## Stated task
Copy every line that contains the string "鹿山街道" from the entries below.

### Data rows ###

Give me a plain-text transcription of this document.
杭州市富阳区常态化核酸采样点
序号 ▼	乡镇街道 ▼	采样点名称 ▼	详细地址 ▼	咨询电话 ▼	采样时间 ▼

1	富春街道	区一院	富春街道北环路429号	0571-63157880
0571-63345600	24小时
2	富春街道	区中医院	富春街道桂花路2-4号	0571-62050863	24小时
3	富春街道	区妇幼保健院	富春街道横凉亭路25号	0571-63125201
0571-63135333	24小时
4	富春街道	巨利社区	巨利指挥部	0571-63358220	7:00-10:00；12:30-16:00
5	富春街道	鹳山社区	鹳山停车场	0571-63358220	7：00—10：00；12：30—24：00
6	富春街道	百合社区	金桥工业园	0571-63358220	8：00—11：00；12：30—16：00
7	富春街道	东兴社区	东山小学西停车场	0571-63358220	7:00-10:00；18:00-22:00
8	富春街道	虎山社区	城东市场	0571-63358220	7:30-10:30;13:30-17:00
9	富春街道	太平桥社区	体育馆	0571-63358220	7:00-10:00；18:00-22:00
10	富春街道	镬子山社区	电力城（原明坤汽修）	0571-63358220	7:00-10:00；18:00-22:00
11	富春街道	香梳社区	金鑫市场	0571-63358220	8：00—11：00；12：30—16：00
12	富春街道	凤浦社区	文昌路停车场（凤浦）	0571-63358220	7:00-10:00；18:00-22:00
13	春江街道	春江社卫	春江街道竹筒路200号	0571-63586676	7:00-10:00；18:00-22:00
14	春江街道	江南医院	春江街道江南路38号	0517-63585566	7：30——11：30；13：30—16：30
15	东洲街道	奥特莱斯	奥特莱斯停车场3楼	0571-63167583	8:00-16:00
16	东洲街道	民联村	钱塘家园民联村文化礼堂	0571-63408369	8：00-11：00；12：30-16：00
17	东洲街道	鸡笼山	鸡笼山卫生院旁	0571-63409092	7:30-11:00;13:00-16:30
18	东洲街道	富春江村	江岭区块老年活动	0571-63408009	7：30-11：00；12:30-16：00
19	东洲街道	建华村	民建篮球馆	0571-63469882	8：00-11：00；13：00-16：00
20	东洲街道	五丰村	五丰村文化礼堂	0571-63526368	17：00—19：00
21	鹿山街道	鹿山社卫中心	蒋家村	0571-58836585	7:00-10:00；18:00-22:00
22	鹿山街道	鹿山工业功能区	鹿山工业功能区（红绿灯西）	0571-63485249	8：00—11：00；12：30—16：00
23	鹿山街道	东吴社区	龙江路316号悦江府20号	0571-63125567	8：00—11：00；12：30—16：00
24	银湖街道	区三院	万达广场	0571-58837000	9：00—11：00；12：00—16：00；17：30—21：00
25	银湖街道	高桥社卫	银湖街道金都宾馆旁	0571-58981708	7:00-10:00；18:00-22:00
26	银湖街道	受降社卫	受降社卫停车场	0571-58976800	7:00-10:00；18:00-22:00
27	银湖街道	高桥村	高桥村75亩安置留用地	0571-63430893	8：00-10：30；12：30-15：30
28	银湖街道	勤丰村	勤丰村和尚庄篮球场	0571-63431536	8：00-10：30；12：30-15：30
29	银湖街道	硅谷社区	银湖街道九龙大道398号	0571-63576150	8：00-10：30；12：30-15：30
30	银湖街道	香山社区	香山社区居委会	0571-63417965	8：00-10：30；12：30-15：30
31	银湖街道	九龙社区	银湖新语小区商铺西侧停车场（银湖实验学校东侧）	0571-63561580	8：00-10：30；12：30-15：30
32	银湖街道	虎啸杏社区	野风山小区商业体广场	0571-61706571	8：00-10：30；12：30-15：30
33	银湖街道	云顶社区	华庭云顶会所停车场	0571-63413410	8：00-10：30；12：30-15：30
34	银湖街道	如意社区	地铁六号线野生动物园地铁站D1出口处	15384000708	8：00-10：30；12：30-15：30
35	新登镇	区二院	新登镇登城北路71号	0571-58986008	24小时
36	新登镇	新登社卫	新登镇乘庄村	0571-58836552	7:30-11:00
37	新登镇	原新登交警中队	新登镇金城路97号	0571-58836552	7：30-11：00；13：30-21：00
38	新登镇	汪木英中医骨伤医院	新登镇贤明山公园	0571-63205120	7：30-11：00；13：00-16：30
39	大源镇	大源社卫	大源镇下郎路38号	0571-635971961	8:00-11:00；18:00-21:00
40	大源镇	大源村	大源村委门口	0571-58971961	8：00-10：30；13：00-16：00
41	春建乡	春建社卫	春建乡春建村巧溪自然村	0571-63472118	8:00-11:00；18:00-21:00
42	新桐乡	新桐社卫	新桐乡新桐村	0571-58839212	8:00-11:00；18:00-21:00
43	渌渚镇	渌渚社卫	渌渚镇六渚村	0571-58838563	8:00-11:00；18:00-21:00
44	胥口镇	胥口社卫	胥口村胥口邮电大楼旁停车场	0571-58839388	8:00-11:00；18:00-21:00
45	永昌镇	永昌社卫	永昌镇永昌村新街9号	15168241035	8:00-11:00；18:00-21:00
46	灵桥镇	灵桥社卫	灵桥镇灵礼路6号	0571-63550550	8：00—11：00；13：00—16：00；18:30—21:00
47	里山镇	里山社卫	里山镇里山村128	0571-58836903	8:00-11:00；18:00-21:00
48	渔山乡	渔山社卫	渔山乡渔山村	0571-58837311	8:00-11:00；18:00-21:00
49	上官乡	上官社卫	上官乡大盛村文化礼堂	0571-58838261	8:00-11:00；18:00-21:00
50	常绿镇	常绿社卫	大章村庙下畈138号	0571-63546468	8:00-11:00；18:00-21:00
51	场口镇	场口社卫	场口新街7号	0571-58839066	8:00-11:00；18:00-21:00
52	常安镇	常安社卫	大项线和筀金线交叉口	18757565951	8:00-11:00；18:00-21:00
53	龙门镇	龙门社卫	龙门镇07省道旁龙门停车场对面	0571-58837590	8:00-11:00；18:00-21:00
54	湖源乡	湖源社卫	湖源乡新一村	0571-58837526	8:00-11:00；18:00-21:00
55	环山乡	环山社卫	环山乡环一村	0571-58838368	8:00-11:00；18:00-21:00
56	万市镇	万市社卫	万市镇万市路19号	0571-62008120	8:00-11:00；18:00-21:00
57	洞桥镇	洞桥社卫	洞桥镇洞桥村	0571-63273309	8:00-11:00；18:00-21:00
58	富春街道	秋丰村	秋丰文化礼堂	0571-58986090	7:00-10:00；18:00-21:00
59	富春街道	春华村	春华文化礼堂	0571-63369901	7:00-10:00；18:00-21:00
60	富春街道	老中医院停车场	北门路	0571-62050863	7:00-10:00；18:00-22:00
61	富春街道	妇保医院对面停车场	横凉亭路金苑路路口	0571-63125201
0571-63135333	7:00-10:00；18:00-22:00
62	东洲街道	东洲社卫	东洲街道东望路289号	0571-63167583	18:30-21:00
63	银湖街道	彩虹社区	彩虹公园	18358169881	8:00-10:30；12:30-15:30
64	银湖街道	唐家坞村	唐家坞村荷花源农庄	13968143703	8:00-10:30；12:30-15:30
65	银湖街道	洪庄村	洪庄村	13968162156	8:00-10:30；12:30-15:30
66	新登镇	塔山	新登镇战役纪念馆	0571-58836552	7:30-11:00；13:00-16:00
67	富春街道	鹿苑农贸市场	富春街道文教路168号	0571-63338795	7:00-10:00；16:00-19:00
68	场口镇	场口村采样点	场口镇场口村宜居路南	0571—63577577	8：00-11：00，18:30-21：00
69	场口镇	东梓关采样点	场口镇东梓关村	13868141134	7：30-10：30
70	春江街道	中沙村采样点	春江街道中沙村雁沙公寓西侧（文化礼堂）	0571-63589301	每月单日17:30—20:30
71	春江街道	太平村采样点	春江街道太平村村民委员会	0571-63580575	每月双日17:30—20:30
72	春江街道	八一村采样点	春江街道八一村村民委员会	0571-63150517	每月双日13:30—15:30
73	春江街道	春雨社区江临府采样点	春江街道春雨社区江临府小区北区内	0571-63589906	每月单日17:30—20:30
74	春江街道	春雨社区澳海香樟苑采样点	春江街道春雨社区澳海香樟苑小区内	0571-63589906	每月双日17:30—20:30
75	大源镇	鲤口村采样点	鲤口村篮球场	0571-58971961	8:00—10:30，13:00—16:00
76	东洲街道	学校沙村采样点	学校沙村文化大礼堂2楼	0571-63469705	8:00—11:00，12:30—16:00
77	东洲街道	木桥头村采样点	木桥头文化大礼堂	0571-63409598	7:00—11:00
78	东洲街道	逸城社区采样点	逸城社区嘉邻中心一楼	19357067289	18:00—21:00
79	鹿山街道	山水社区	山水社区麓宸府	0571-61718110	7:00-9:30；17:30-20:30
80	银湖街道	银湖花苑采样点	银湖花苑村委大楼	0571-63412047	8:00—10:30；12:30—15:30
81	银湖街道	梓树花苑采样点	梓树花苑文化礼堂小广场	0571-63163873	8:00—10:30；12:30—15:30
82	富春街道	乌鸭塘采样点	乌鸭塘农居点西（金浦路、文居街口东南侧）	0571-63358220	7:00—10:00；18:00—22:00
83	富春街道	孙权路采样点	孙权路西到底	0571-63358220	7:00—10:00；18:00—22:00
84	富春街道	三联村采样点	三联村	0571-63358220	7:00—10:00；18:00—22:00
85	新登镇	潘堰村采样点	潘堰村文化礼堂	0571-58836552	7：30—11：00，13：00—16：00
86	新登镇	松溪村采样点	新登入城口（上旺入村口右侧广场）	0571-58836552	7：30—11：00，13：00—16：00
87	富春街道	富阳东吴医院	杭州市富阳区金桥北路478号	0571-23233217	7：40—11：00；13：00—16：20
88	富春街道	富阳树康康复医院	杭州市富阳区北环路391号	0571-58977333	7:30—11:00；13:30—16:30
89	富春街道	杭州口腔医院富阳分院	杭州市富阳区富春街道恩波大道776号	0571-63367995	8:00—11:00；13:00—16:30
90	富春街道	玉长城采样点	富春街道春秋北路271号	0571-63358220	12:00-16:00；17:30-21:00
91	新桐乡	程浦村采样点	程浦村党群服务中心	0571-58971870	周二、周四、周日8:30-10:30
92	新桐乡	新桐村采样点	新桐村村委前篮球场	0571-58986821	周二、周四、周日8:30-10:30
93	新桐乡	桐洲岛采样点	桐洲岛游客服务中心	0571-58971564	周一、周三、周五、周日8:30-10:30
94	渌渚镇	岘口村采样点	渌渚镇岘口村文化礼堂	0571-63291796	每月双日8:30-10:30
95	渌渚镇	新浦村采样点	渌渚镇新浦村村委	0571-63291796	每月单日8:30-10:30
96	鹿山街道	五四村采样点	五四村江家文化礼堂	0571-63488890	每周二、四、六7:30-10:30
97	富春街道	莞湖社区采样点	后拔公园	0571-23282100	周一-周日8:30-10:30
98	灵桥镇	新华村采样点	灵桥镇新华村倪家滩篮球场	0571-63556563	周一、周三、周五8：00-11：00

###

## Full response
21	鹿山街道	鹿山社卫中心	蒋家村	0571-58836585	7:00-10:00；18:00-22:00
22	鹿山街道	鹿山工业功能区	鹿山工业功能区（红绿灯西）	0571-63485249	8：00—11：00；12：30—16：00
23	鹿山街道	东吴社区	龙江路316号悦江府20号	0571-63125567	8：00—11：00；12：30—16：00
79	鹿山街道	山水社区	山水社区麓宸府	0571-61718110	7:00-9:30；17:30-20:30
96	鹿山街道	五四村采样点	五四村江家文化礼堂	0571-63488890	每周二、四、六7:30-10:30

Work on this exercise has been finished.